— start —
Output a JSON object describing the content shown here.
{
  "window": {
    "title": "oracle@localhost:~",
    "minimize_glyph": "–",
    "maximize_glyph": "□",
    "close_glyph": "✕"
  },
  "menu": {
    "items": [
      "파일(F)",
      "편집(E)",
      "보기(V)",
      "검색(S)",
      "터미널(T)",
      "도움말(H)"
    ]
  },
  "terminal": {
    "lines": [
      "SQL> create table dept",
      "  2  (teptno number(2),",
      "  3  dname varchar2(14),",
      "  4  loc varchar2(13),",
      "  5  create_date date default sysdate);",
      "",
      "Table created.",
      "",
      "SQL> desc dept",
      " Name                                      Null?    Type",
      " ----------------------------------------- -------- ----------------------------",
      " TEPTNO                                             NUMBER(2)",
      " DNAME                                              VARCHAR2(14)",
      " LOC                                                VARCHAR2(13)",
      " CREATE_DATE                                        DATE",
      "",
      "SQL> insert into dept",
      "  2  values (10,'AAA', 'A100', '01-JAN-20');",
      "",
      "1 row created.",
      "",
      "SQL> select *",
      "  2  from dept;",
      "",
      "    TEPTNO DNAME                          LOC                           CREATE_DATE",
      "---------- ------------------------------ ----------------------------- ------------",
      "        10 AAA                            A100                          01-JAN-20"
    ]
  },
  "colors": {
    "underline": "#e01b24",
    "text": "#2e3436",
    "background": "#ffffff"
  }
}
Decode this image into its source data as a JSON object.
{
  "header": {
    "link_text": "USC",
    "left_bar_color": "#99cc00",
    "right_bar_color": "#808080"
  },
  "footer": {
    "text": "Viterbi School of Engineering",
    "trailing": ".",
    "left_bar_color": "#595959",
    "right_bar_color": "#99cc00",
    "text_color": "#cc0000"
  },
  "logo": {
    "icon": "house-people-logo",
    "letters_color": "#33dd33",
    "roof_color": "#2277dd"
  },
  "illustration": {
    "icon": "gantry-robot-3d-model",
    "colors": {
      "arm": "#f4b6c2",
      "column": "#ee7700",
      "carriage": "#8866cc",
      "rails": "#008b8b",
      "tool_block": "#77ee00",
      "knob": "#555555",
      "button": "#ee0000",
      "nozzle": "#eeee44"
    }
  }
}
— end —
Exercise:
Copy every line of the material in which the word "object" occurs.

Solution:
Output a JSON object describing the content shown here.
Decode this image into its source data as a JSON object.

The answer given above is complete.